- DO THIS: Please give back all of the material below word for word, leaving the pictures out of your answer.
** start **
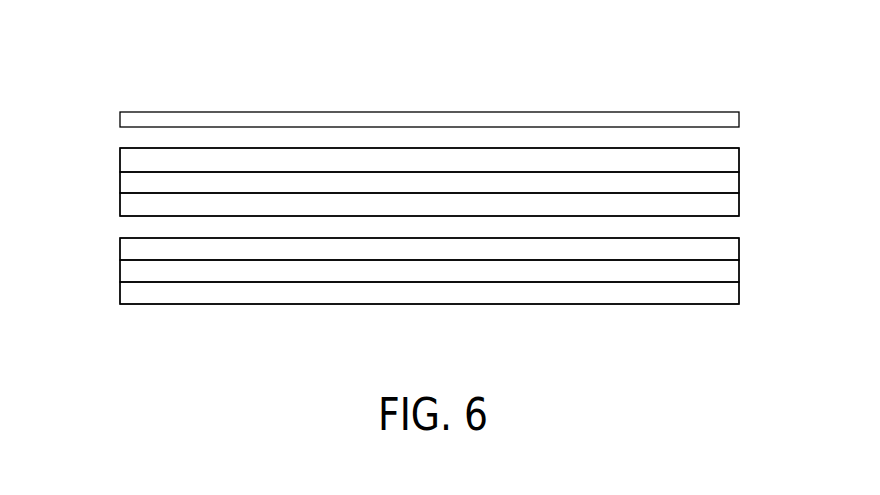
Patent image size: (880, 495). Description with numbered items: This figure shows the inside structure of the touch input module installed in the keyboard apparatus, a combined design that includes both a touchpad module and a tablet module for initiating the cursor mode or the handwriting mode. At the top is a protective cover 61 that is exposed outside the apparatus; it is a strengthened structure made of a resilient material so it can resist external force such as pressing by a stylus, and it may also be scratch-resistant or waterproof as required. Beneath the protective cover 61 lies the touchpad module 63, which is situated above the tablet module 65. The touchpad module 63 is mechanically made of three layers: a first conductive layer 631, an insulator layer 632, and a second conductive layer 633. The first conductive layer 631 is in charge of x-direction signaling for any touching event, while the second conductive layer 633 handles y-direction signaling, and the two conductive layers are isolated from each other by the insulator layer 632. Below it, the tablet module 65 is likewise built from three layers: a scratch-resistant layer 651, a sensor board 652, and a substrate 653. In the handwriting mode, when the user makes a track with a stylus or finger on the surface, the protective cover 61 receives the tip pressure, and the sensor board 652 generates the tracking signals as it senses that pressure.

The protective cover 61 is at (728, 118).
The touchpad module 63 is at (728, 182).
The first conductive layer 631 is at (132, 162).
The insulator layer 632 is at (132, 184).
The second conductive layer 633 is at (132, 207).
The tablet module 65 is at (728, 272).
The scratch-resistant layer 651 is at (132, 251).
The sensor board 652 is at (132, 274).
The substrate 653 is at (132, 297).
** end **
- OUTPUT FOR THIS EXERCISE:
Patent image size: (880, 495). Description with numbered items: This figure shows the inside structure of the touch input module installed in the keyboard apparatus, a combined design that includes both a touchpad module and a tablet module for initiating the cursor mode or the handwriting mode. At the top is a protective cover 61 that is exposed outside the apparatus; it is a strengthened structure made of a resilient material so it can resist external force such as pressing by a stylus, and it may also be scratch-resistant or waterproof as required. Beneath the protective cover 61 lies the touchpad module 63, which is situated above the tablet module 65. The touchpad module 63 is mechanically made of three layers: a first conductive layer 631, an insulator layer 632, and a second conductive layer 633. The first conductive layer 631 is in charge of x-direction signaling for any touching event, while the second conductive layer 633 handles y-direction signaling, and the two conductive layers are isolated from each other by the insulator layer 632. Below it, the tablet module 65 is likewise built from three layers: a scratch-resistant layer 651, a sensor board 652, and a substrate 653. In the handwriting mode, when the user makes a track with a stylus or finger on the surface, the protective cover 61 receives the tip pressure, and the sensor board 652 generates the tracking signals as it senses that pressure.

The protective cover 61 is at (728, 118).
The touchpad module 63 is at (728, 182).
The first conductive layer 631 is at (132, 162).
The insulator layer 632 is at (132, 184).
The second conductive layer 633 is at (132, 207).
The tablet module 65 is at (728, 272).
The scratch-resistant layer 651 is at (132, 251).
The sensor board 652 is at (132, 274).
The substrate 653 is at (132, 297).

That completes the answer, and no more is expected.